Data entries for graphics
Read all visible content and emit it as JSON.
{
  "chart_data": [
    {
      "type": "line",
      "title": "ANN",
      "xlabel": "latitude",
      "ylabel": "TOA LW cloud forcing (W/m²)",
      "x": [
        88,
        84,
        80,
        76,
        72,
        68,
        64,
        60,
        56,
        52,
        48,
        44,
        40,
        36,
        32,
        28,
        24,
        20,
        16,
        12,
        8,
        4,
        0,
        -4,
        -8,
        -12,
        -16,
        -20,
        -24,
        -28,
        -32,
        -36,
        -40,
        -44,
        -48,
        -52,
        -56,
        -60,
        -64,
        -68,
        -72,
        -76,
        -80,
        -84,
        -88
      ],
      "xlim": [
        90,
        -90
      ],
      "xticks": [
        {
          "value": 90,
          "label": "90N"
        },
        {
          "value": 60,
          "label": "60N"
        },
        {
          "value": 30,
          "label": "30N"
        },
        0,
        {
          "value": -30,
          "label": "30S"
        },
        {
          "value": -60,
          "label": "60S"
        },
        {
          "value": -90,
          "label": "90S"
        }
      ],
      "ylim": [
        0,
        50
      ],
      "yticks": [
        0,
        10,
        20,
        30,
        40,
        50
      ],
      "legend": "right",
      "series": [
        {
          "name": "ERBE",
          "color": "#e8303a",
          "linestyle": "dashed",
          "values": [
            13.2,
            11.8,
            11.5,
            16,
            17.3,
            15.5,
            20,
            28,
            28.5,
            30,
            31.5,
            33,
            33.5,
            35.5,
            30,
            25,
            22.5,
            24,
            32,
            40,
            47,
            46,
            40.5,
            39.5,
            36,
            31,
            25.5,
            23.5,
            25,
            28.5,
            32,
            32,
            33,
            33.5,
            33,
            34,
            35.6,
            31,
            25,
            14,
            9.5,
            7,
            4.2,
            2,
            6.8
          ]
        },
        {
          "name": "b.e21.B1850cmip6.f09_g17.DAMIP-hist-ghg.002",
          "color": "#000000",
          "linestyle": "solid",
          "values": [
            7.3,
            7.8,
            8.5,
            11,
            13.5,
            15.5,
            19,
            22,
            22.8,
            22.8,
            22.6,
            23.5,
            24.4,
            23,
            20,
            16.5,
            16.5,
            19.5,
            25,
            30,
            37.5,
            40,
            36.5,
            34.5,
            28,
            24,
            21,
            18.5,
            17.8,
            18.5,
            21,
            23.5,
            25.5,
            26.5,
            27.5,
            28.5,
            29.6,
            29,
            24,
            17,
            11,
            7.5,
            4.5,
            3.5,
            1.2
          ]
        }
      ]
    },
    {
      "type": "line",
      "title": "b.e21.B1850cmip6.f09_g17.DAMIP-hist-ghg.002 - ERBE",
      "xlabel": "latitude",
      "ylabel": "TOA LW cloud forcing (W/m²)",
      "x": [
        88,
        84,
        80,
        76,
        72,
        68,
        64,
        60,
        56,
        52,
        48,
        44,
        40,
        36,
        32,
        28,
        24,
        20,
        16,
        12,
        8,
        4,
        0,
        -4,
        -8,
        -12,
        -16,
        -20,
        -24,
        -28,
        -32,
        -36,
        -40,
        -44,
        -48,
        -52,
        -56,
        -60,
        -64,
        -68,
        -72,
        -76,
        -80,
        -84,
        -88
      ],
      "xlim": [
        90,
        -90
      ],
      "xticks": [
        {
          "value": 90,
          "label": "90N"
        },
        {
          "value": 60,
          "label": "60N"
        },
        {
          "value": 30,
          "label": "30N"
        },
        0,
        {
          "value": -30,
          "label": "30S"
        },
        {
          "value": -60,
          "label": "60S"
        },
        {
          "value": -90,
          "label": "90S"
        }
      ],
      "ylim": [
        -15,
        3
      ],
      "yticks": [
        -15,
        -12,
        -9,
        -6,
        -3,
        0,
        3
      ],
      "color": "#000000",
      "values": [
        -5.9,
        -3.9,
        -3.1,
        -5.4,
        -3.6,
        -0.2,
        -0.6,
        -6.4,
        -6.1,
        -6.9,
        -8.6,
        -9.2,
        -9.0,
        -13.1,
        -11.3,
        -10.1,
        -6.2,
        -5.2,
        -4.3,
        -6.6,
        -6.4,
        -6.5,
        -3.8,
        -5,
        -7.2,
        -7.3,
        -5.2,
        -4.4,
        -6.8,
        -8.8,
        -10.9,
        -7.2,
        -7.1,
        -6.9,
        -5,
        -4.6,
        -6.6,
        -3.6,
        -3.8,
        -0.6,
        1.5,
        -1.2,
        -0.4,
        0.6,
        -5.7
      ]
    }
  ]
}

# SHORT PROBLEM
Each line containing the word "color" counts once; say how many such lines there are, giving only the number.

# RESPONSE
3